=== 作業内容 ===
1. 古流研究会についての文章によると、研究会の横断幕を書いたのは誰ですか。
2. 古流研究会についての文章で、中伝の業として挙げられている名前をすべて書き出してください。
3. 古流研究会についての文章を、最後の文に続けて書き進めてください。

古流研究会を前に居合道部長の居合道教士八段宮崎賢太郎先生古流研究会の意義と目的などのあいさつがありました。

 尾上先生をはじめ七段の先生方は整列の後ろ姿が「凜」としておられますね!!
古流研究会の横断幕は居合道教士七段 吉島孝夫先生が書かれたそうです。
さすが、元小学校の校長先生は素晴らしい技を持っていますね。

夢想神伝流は初伝の演武を全員で3回演武した後に2班に分かれ、居合道教士七段川辺一郎先生を中心に七段の先生方で「仮想の敵」を実際に相手の位置や木刀を使って、敵の斬る位置などを想定する研究を深めていました。奥居合立業までの演武の後には中伝の「浮き雲」「颪」「岩波」について、それぞれの師の教えをもとに再現し、確認をしていました。 

居合道八段宮崎賢太郎先生の指導する班では所作や刀法など夢想神伝流の基礎基本をじっくりと行い、初伝の疑問点などを意見交換することができました。なかでも初伝の「流刀」の稽古では斬りつけた後の蹲踞体勢を何度も繰り返したためなのか、翌日は全員が筋肉痛になってしまう程でした。中伝の低い体勢を「横雲」「稲妻」の業で「浮き雲」「颪」では相手との想定を指導していただきました。

七段の先生方は中伝の「浮き雲」「颪」「岩波」について、それぞれの師の教えをもとに再現し、確認中です。

宮崎勝次先生、本当に斬られてしまったのですか??
 
初伝「陰陽進退」の足はこのように!!

それにしても宮崎賢太郎先生、脚が長いですね〜 
「ドン!!」

川辺先生:「大丈夫ですか?」

加藤先生:「いつも本気で叩くんですよ」

宮崎勝次先生:「居合は常に本気!!がまんがまん」 
二日目の最後には流はごとに演武をしました。古流研究会の成果が十分に見られました。

居合道教士七段・剣道教士八段の榊先生(後方窓側)の気迫が写真から飛び出てきそうです。

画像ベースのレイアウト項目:
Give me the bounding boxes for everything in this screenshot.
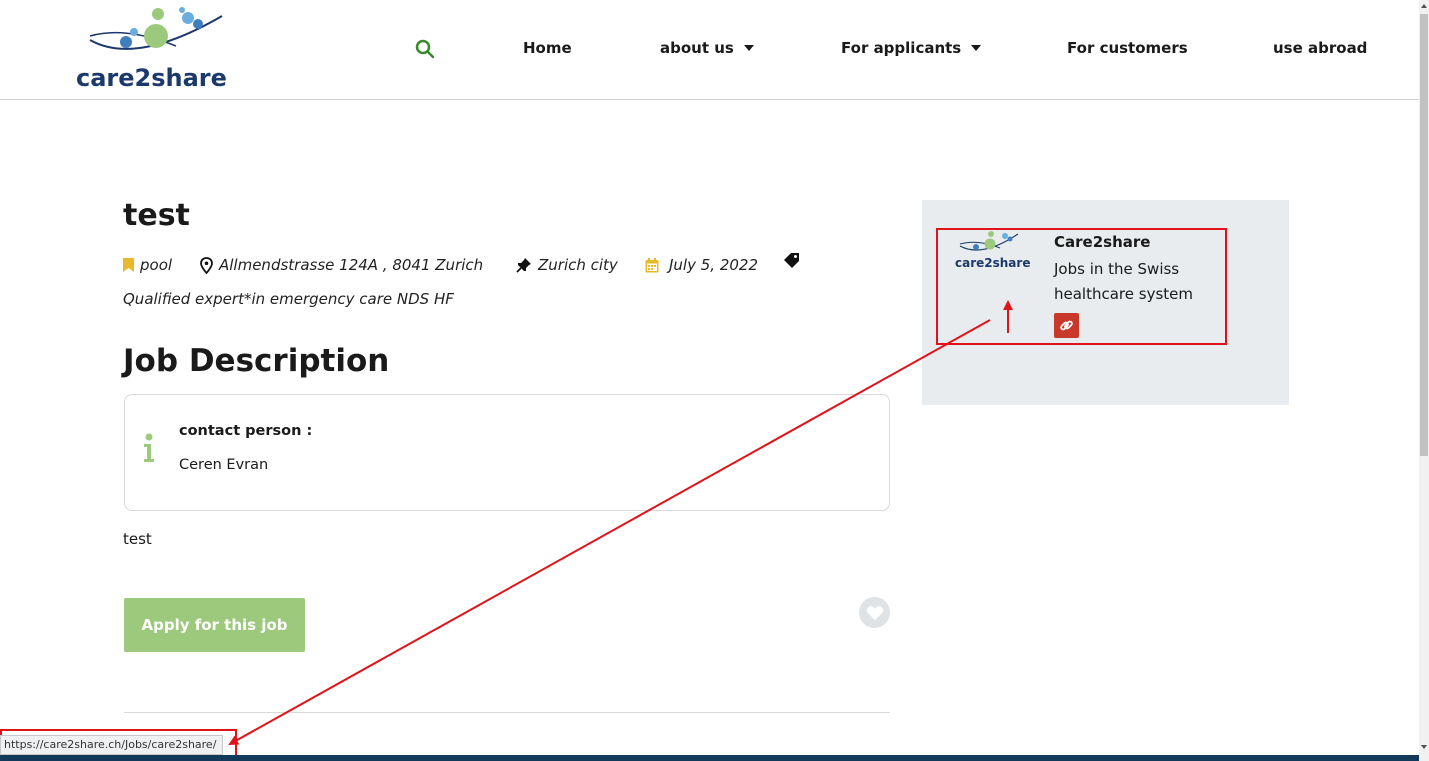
nav-for-customers-label: For customers xyxy=(1067,39,1188,57)
heart-icon xyxy=(866,605,883,620)
nav-use-abroad[interactable]: use abroad xyxy=(1273,39,1367,57)
job-date: July 5, 2022 xyxy=(645,256,758,274)
job-region-label: Zurich city xyxy=(538,256,618,274)
browser-status-bar: https://care2share.ch/Jobs/care2share/ xyxy=(0,735,224,755)
contact-person-name: Ceren Evran xyxy=(179,457,269,473)
scroll-down-arrow-icon[interactable] xyxy=(1421,745,1427,749)
map-pin-icon xyxy=(200,256,213,274)
nav-use-abroad-label: use abroad xyxy=(1273,39,1368,57)
logo-mark-icon xyxy=(89,7,223,50)
nav-for-applicants[interactable]: For applicants xyxy=(841,39,982,57)
job-category[interactable]: pool xyxy=(123,256,172,274)
annotation-highlight-company xyxy=(936,228,1227,345)
favorite-button[interactable] xyxy=(859,597,890,628)
scroll-up-arrow-icon[interactable] xyxy=(1421,4,1427,8)
pushpin-icon xyxy=(516,258,531,273)
job-address: Allmendstrasse 124A , 8041 Zurich xyxy=(200,256,483,274)
job-address-label: Allmendstrasse 124A , 8041 Zurich xyxy=(219,256,484,274)
contact-info-box: contact person : Ceren Evran xyxy=(124,394,890,511)
job-description-heading: Job Description xyxy=(123,343,390,379)
contact-person-label: contact person : xyxy=(179,423,313,439)
footer-strip xyxy=(0,755,1419,761)
chevron-down-icon xyxy=(743,45,754,51)
scrollbar-thumb[interactable] xyxy=(1420,14,1428,456)
chevron-down-icon xyxy=(971,45,982,51)
bookmark-icon xyxy=(123,258,134,272)
site-logo[interactable]: care2share xyxy=(76,6,236,94)
site-header: care2share Home about us For applicants … xyxy=(0,0,1419,100)
job-category-label: pool xyxy=(140,256,173,274)
vertical-scrollbar[interactable] xyxy=(1419,0,1429,761)
annotation-arrow-to-url xyxy=(228,319,991,745)
search-icon[interactable] xyxy=(414,38,436,60)
nav-home[interactable]: Home xyxy=(523,39,572,57)
job-date-label: July 5, 2022 xyxy=(669,256,758,274)
nav-for-applicants-label: For applicants xyxy=(841,39,962,57)
job-qualification: Qualified expert*in emergency care NDS H… xyxy=(123,290,454,308)
calendar-icon xyxy=(645,257,659,272)
nav-about-us-label: about us xyxy=(660,39,734,57)
nav-home-label: Home xyxy=(523,39,572,57)
job-title: test xyxy=(123,198,190,233)
content-divider xyxy=(124,712,890,713)
job-description-text: test xyxy=(123,530,152,548)
nav-about-us[interactable]: about us xyxy=(660,39,754,57)
tag-icon xyxy=(783,252,800,269)
job-region: Zurich city xyxy=(516,256,618,274)
apply-button[interactable]: Apply for this job xyxy=(124,598,305,652)
nav-for-customers[interactable]: For customers xyxy=(1067,39,1188,57)
info-icon xyxy=(144,433,154,462)
logo-text: care2share xyxy=(76,64,227,92)
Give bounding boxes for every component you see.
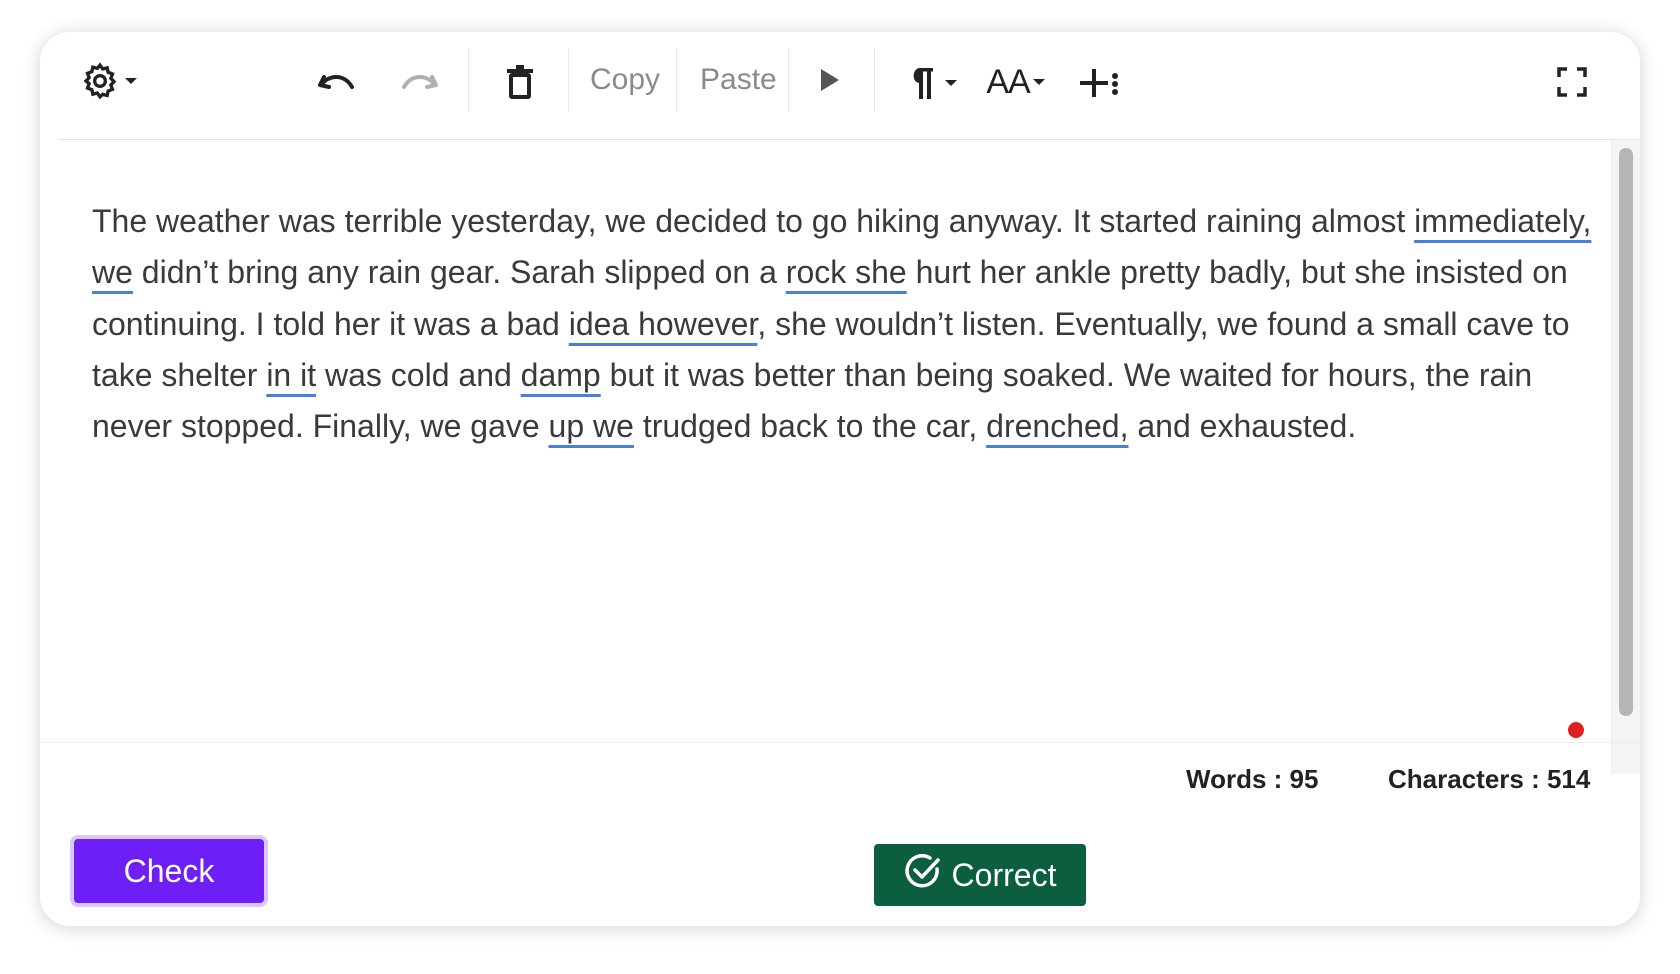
toolbar: Copy Paste AA [40, 32, 1640, 139]
font-size-label: AA [986, 62, 1030, 101]
delete-button[interactable] [492, 56, 548, 110]
editor-card: Copy Paste AA The weather was terrible y… [40, 32, 1640, 926]
paragraph-button[interactable] [900, 58, 966, 108]
redo-button[interactable] [392, 60, 448, 104]
text-segment: trudged back to the car, [633, 408, 987, 445]
gear-icon [80, 61, 120, 101]
settings-button[interactable] [74, 56, 144, 106]
separator [788, 48, 789, 112]
check-circle-icon [904, 852, 942, 898]
redo-icon [400, 67, 440, 97]
text-segment: and exhausted. [1128, 408, 1357, 445]
insert-button[interactable] [1070, 58, 1130, 108]
fullscreen-button[interactable] [1548, 58, 1596, 106]
grammar-error-highlight[interactable]: rock she [786, 254, 907, 290]
copy-button[interactable]: Copy [590, 60, 660, 100]
trash-icon [505, 65, 535, 101]
grammar-error-highlight[interactable]: in it [266, 357, 316, 393]
scrollbar-track[interactable] [1611, 140, 1640, 774]
separator [468, 48, 469, 112]
correct-button[interactable]: Correct [874, 844, 1086, 906]
word-count: Words : 95 [1186, 764, 1319, 794]
text-segment: The weather was terrible yesterday, we d… [92, 203, 1415, 239]
grammar-error-highlight[interactable]: idea however [569, 306, 758, 342]
correct-button-label: Correct [951, 856, 1057, 893]
chevron-down-icon [124, 76, 138, 86]
character-count: Characters : 514 [1388, 764, 1591, 794]
check-button[interactable]: Check [74, 839, 264, 903]
paste-button[interactable]: Paste [700, 60, 777, 100]
footer-divider [40, 742, 1640, 743]
pilcrow-icon [908, 65, 936, 101]
scrollbar-thumb[interactable] [1619, 148, 1633, 716]
fullscreen-icon [1557, 67, 1587, 97]
font-size-button[interactable]: AA [980, 56, 1052, 108]
chevron-down-icon [1032, 77, 1046, 87]
text-segment: was cold and [316, 356, 521, 393]
grammar-error-highlight[interactable]: up we [549, 408, 634, 444]
insert-icon [1078, 66, 1122, 100]
font-size-icon: AA [986, 62, 1030, 102]
chevron-down-icon [944, 78, 958, 88]
play-icon [819, 67, 841, 93]
separator [676, 48, 677, 112]
editor-content[interactable]: The weather was terrible yesterday, we d… [92, 196, 1602, 452]
undo-icon [316, 67, 356, 97]
text-editor[interactable]: The weather was terrible yesterday, we d… [40, 140, 1612, 774]
separator [874, 48, 875, 112]
play-button[interactable] [808, 58, 852, 102]
grammar-error-highlight[interactable]: damp [521, 357, 601, 393]
grammar-error-highlight[interactable]: drenched, [986, 408, 1128, 444]
undo-button[interactable] [308, 60, 364, 104]
text-segment: didn’t bring any rain gear. Sarah slippe… [132, 254, 786, 291]
separator [568, 48, 569, 112]
status-dot [1568, 722, 1584, 738]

=== 想定解答 ===
1. 居合道教士七段の吉島孝夫先生です。

2. 浮き雲、颪、岩波、横雲、稲妻

3.
無双直伝流は居合道教士七段石橋八郎先生より指導があり、大森流から奥居合立業までの演武の後に平戸厚海会、佐世保剣心会、長崎の各道場の相違点を交互に演武をしながら、古流の資料を参考にしながら研究を深めました。

 古流研究会の最後には夢想神伝流、無双直伝流の研究の成果をお互いに披露するために初伝、大森流、中伝立膝の部を交互に演武しました。

居合道教士七段石橋八郎先生より指導がありました。
平戸厚海会
佐世保剣心会
長崎の各道場が

一つになったような気がしました。
納刀の立て納めも道場によって違いがありますね。

平戸厚海会北村さんの(後部 青道着)納刀は 居合道七段 故 野崎厚海先生と本当によく似ていますね。
森さん!!後ろの敵がいつ攻撃してきても気迫十分ですね。

古流研究会感想

居合道教士七段 宮崎 勝次(夢想神伝流)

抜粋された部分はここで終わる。